[Work to complete]:
Without including any pictures, please copy every entry below exactly.

Information provided: Begin

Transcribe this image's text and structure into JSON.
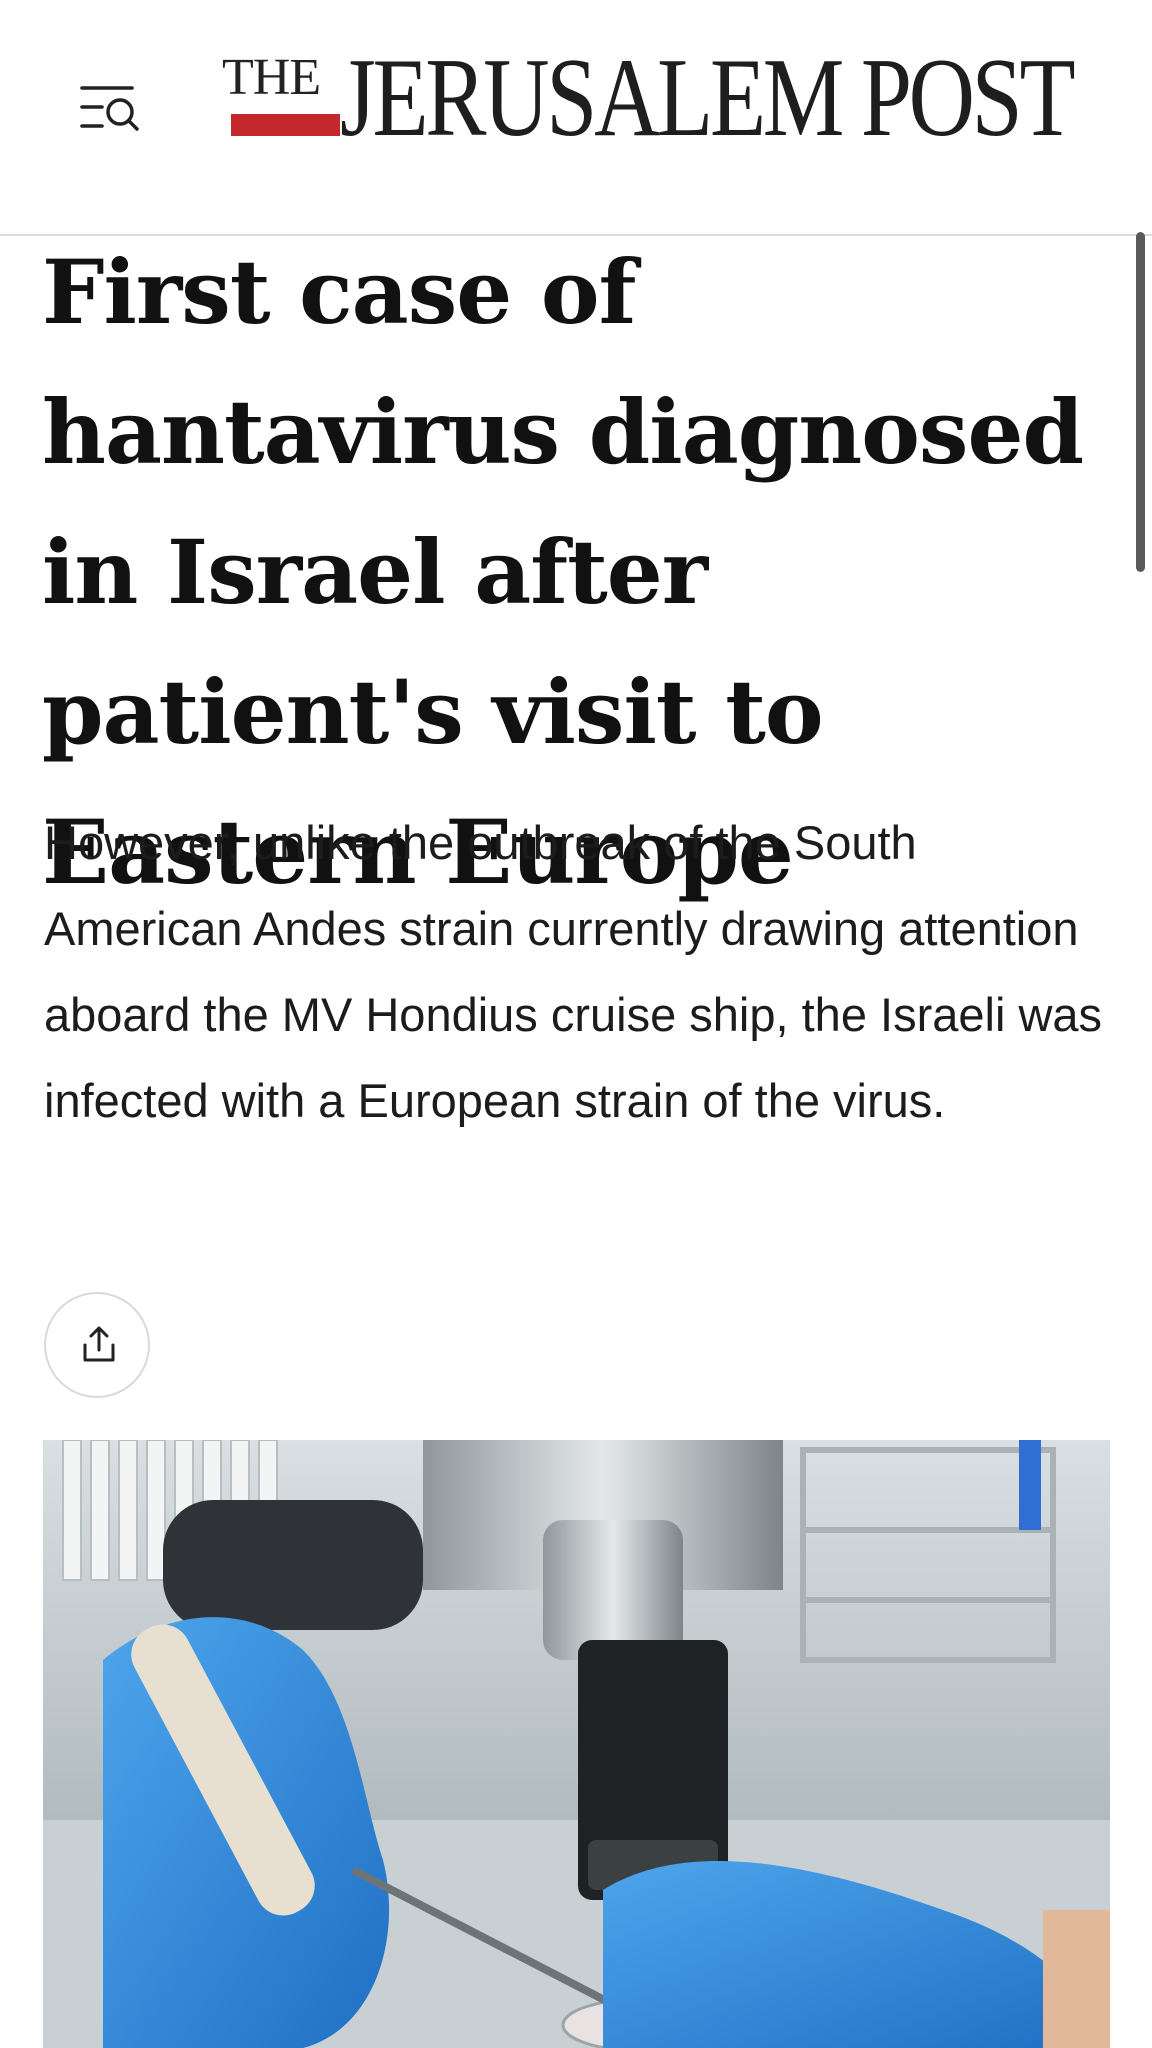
{
  "header": {
    "logo_prefix": "THE",
    "logo_name": "JERUSALEM POST",
    "menu_icon": "menu-search-icon",
    "accent_color": "#c3282d"
  },
  "article": {
    "headline": "First case of hantavirus diagnosed in Israel after patient's visit to Eastern Europe",
    "subtitle": "However, unlike the outbreak of the South American Andes strain currently drawing attention aboard the MV Hondius cruise ship, the Israeli was infected with a European strain of the virus.",
    "share_icon": "share-icon",
    "image_icon": "lab-microscope-photo"
  }
}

Information provided: End

[Solution for this problem]:
Transcribe this image's text and structure into JSON.
{
  "header": {
    "logo_prefix": "THE",
    "logo_name": "JERUSALEM POST",
    "menu_icon": "menu-search-icon",
    "accent_color": "#c3282d"
  },
  "article": {
    "headline": "First case of hantavirus diagnosed in Israel after patient's visit to Eastern Europe",
    "subtitle": "However, unlike the outbreak of the South American Andes strain currently drawing attention aboard the MV Hondius cruise ship, the Israeli was infected with a European strain of the virus.",
    "share_icon": "share-icon",
    "image_icon": "lab-microscope-photo"
  }
}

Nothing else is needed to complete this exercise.